19.07.2012

ahşaptaki su lekesi nasıl düzeltilir.. =)

önce şu başlıktaki ağırbaşlılığa dikkatinizi çekerim..
efenim.. bloğunuza nasıl çeki düzen verirsiniz'in on cevabından biri.. bu..
başlık kısa öz ve doğru olacakmış..
ataleti.. devekuşu gibi sakladığım için başlıklarım ya tuhaf ya da hatta iki nokta şeklinde ..
ama bu "kendin yap" işleri..
biraz da öğretici olduğundan bir faydamız dokunsun canıtınla benim..
hem ekonomiye hem ekolojiye hem de canı sıkılanlara diyerek bu kuralı uygulamaya karar verdim..
başlığım açıklayıcı olacak bundan sonra..

ikinci kural da içeriğin başlığı yansıtması.. dolu dolu olması..
üçüncü de fotoğraflar.. bol bol ve güzel güzel fotolar olsun deniyor..
güzel midir bilmem ama fotosuz yöntem öğretmek zaten zor iş..
o yüzden bol bol fotomuz da hazır.. =)..

saimehanımın çıtçıt dolabı.. kenarda duruyor..du hala..
hatırlarsınız pazar günü zımpara yapmıştım.. ve beyaz lekelerle başım dertte idi..

mobilyalar yapılırken..
ahşabın güzel bir renge ulaşması için onlara bir renklendirici sürülür önce.. maundur cevizdir.. ton tondur bunlar.. böylece damarları daha güzel görünür..
üzerine de kullanım kolaylığı leke tutmazlık amacıyla vernik.. mum cila benzeri bir tabaka atılır..
bazı ürünler hem renklendirici hem de vernik içerir..

işte bu moilyaların koruyucu tabakası gözle görülmeyen ince çizikler nedeniyle bir süre sonra su geçirmezliklerini kaybetmeye başlarlar..

ve birgün biri bir bardak soğuk suyu ya da buzlu viskiyi ya da kolayı bırakır o mobilyanın üzerine..
on dakika sonra iş işten geçmiştir..mobilyanın üzerinde bir su halkası oluşur..
bu suyun bir kısmı yüzeydedir.. kurularsınız kaybolur..
ama bir kısmı o göze görünmez çatlaklardan içeri sızar ve orada hapsolur kalır.. önce göze görünmez..
ahşap o suyu emer..
renklendirilmiş ahşap..
su bir süre sonra dokusunu bozar ahşabın..
renk solar gider ve mobilyada bir beyaz halkanız oluşur..
aynı yere sık sık aynı tarzda ıslanma.. ahşabın kararmasına bile neden olaibilir..
hatırlayınız bakımsız ahşap evlerin koyu kahve gri rengini..
ahşap güzeldir canlıdır narindir...
incinir insan gibi..

bize de bazen bişeyler olur..
kendimizi düzeltiriz..
kurularız bir nevi üzerimize dökülmüş olandan..

══════════════════════════════

[Görevin amacı] Alıntıda "başlık kısa öz" ifadesinden "dolu dolu olması.." ifadesine kadar uzanan kısmı, "devekuşu" yerine "kaplumbağa" gelecek şekilde düzenleyerek yeniden yaz.

[Kayıtlı satırlar]
══════════════════════════════

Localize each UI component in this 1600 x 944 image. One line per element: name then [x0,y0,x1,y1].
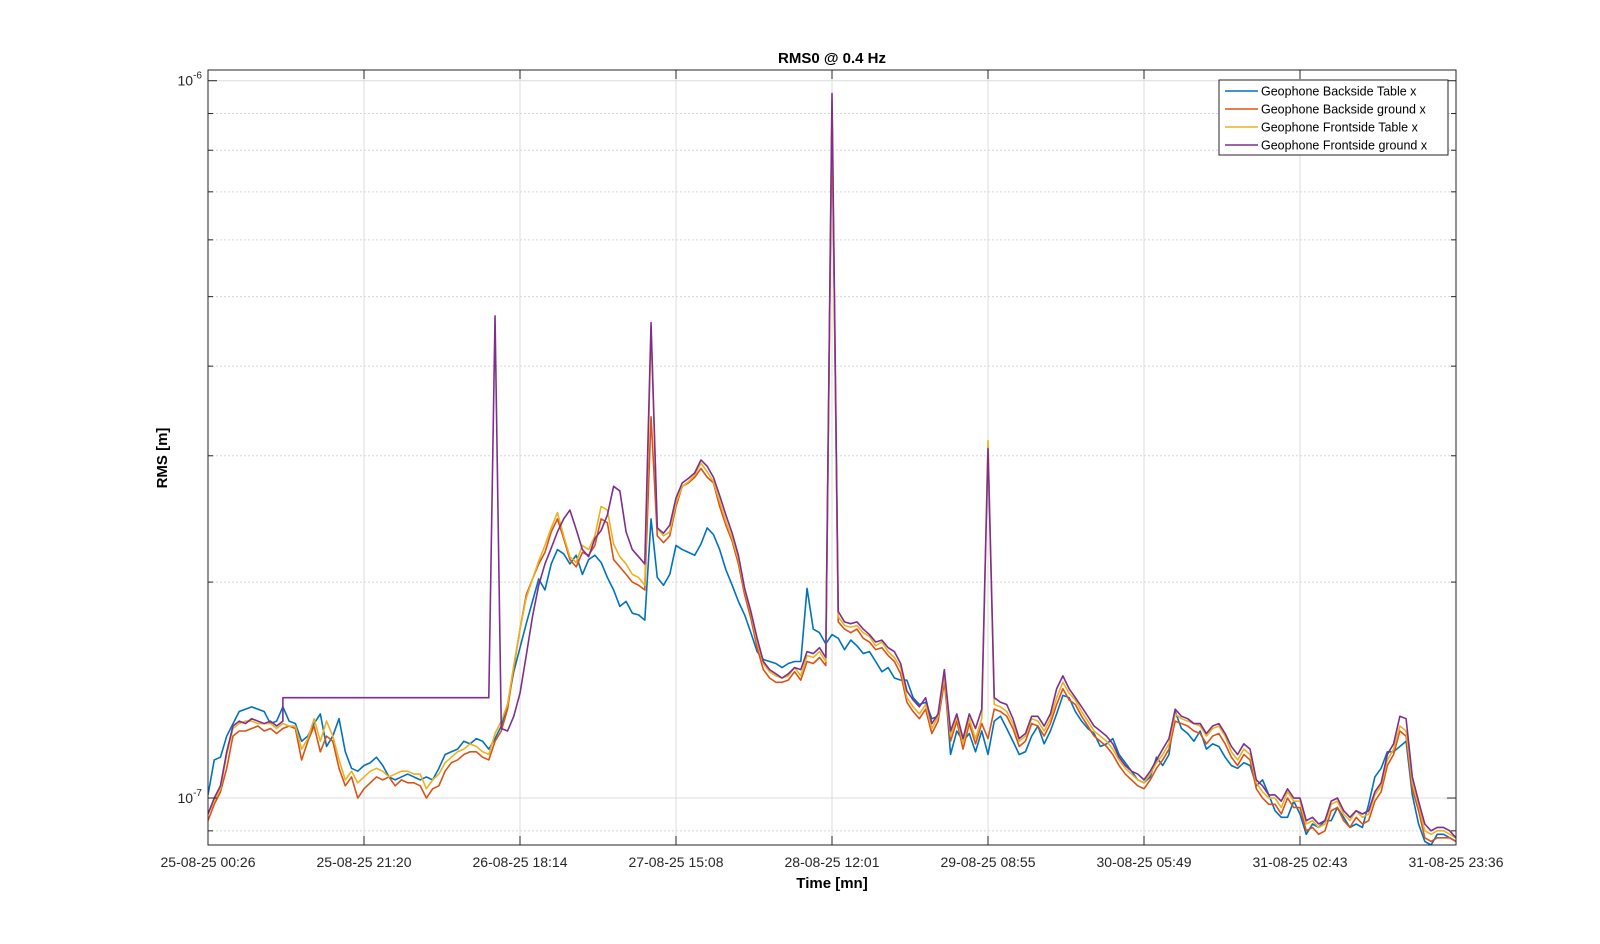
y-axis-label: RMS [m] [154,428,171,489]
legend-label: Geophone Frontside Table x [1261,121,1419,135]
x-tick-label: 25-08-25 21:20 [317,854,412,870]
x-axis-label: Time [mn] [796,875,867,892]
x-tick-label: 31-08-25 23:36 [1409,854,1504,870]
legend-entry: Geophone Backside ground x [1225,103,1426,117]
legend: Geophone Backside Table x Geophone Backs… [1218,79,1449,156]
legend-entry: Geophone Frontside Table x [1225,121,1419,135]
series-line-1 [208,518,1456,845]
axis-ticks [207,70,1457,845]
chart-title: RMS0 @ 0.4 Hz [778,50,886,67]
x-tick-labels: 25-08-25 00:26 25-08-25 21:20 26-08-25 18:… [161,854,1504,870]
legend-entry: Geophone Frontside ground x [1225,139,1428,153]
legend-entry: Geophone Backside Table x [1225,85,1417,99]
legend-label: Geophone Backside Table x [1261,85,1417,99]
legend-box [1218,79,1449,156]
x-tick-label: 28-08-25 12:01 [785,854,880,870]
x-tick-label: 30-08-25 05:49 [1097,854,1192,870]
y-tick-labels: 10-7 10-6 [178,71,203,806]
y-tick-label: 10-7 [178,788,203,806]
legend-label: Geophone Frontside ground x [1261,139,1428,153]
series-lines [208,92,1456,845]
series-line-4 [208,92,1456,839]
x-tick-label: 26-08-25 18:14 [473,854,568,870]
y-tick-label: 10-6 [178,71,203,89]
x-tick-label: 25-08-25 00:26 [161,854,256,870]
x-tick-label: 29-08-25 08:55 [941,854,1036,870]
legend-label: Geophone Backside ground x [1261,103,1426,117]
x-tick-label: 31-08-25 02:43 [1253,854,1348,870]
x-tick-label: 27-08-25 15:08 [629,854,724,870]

══════════════════════════════

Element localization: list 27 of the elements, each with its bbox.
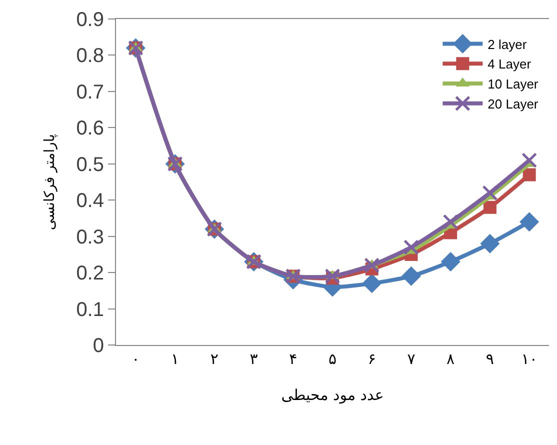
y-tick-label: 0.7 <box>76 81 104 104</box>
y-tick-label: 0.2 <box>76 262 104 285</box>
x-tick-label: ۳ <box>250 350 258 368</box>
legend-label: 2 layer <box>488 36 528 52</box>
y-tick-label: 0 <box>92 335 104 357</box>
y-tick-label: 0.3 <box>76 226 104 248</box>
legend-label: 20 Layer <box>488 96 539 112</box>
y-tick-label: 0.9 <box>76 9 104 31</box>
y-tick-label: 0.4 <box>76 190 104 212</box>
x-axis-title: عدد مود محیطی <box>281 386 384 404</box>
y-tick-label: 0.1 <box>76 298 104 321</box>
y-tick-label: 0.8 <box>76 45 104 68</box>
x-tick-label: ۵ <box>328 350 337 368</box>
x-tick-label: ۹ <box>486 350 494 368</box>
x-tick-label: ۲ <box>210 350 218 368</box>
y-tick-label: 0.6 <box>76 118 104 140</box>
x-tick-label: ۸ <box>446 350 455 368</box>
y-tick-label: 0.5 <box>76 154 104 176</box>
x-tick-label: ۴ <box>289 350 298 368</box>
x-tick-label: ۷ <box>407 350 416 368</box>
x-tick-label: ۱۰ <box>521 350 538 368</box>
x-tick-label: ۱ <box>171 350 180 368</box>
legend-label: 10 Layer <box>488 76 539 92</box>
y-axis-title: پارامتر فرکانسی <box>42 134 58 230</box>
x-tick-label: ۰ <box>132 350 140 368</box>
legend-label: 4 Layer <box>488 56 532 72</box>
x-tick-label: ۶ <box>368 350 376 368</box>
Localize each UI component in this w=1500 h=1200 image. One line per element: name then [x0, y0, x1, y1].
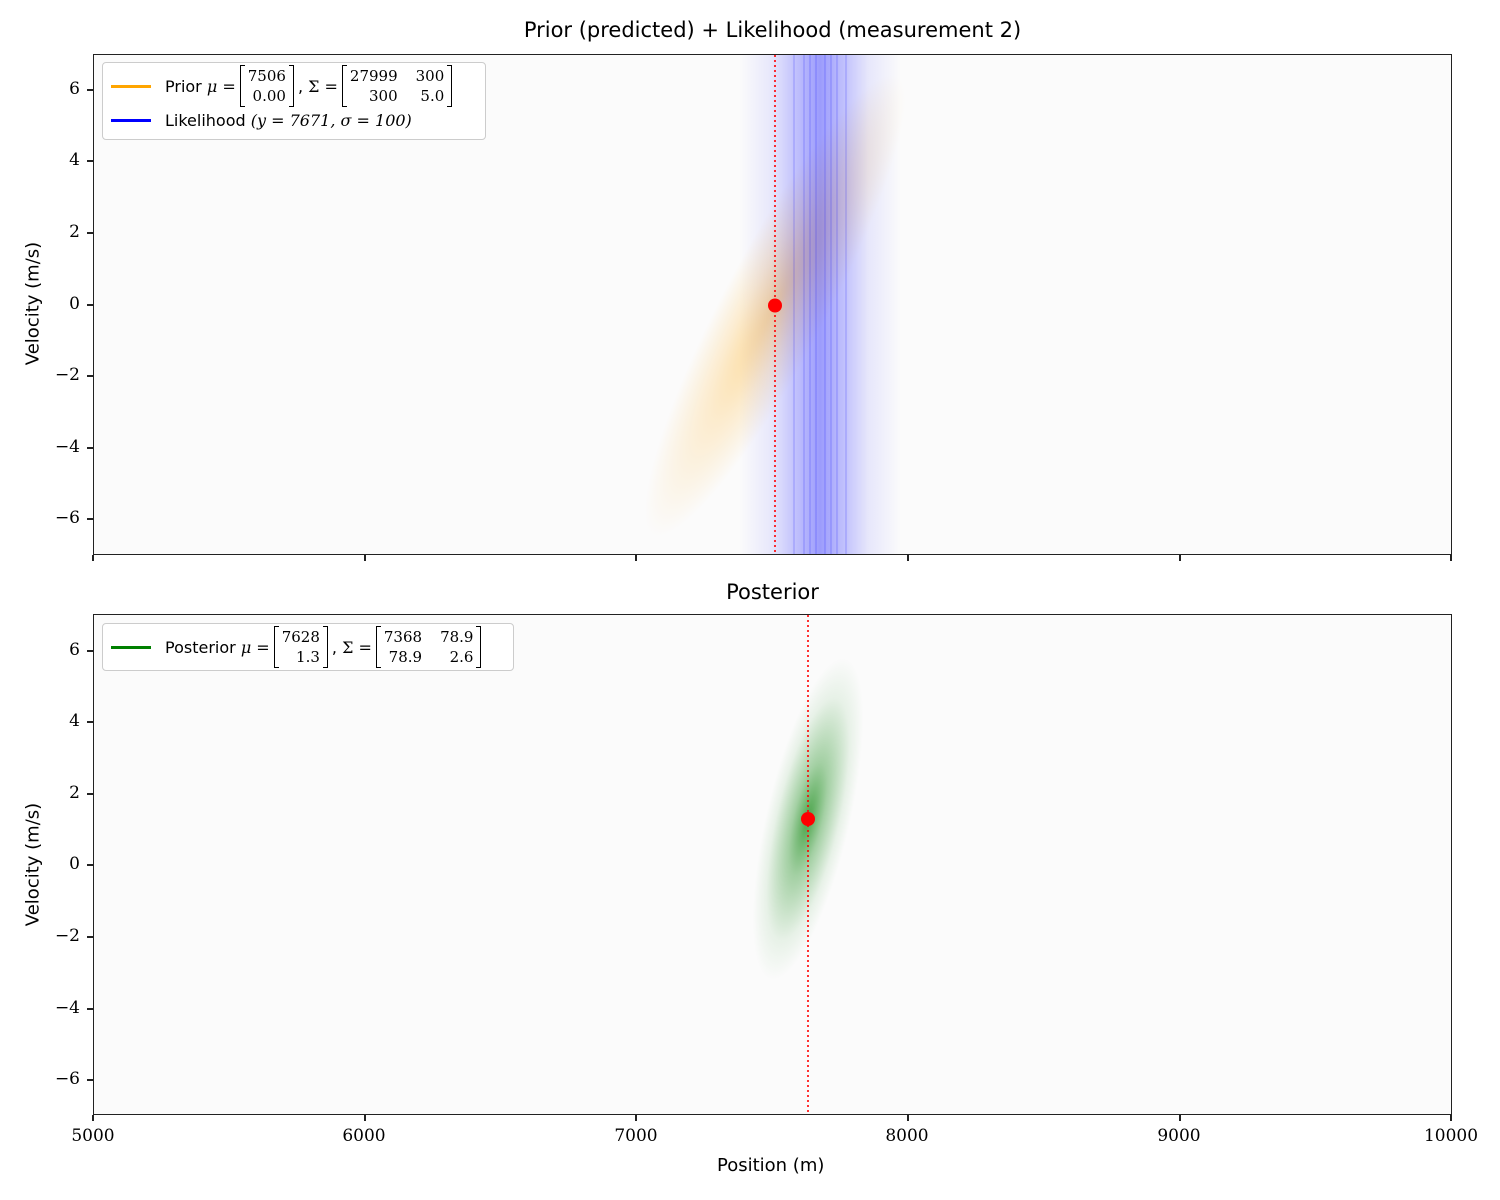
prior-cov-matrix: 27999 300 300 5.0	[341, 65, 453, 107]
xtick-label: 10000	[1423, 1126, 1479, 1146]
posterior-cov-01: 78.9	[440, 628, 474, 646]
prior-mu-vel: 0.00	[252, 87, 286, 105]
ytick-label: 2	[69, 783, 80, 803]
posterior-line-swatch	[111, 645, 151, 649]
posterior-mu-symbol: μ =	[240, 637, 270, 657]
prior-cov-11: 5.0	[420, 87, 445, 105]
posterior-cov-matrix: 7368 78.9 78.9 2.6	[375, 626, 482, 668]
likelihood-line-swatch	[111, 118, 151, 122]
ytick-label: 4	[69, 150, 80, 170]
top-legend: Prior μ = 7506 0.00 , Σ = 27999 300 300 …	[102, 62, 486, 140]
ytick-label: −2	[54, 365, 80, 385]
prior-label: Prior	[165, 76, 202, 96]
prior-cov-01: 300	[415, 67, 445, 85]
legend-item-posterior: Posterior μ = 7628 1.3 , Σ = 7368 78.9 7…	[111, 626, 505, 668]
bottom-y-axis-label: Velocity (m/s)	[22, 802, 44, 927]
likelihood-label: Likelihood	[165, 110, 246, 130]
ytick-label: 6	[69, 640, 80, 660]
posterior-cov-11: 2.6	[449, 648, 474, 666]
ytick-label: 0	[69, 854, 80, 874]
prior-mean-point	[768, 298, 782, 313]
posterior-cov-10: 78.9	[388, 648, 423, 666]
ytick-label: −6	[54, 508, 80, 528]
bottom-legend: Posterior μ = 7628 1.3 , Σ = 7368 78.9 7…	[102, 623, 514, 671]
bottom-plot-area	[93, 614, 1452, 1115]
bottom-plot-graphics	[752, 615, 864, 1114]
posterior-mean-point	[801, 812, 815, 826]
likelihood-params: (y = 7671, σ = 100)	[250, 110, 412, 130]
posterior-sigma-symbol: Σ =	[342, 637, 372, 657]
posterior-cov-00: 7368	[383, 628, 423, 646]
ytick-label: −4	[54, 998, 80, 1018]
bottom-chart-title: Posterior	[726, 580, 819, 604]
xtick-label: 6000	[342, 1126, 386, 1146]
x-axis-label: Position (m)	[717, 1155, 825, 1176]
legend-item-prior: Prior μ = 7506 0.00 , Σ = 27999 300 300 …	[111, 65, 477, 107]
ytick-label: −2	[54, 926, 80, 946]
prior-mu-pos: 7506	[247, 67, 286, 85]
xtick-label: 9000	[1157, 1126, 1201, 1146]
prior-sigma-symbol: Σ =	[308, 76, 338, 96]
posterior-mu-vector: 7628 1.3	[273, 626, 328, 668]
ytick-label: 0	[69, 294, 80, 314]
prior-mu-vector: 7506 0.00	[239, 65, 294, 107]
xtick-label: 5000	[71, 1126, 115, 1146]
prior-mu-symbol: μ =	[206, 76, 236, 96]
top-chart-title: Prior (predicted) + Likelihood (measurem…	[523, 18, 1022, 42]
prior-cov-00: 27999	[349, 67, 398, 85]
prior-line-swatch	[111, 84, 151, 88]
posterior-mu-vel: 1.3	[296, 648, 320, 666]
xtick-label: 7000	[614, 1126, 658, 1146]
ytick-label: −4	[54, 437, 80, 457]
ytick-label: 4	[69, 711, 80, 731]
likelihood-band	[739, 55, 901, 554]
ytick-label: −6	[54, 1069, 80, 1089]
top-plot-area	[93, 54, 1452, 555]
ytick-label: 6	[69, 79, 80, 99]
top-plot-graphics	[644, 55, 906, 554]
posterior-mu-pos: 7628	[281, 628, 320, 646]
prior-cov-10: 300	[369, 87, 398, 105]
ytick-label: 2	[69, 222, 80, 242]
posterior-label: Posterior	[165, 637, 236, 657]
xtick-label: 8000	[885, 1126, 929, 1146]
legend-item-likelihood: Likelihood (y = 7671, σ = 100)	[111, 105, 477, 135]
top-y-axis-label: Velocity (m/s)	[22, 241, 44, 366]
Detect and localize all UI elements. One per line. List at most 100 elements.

══════════════════════════════

[Eksiksiz yanıt]
başlık kısa öz ve doğru olacakmış..
ataleti.. kaplumbağa gibi sakladığım için başlıklarım ya tuhaf ya da hatta iki nokta şeklinde ..
ama bu "kendin yap" işleri..
biraz da öğretici olduğundan bir faydamız dokunsun canıtınla benim..
hem ekonomiye hem ekolojiye hem de canı sıkılanlara diyerek bu kuralı uygulamaya karar verdim..
başlığım açıklayıcı olacak bundan sonra..

ikinci kural da içeriğin başlığı yansıtması.. dolu dolu olması..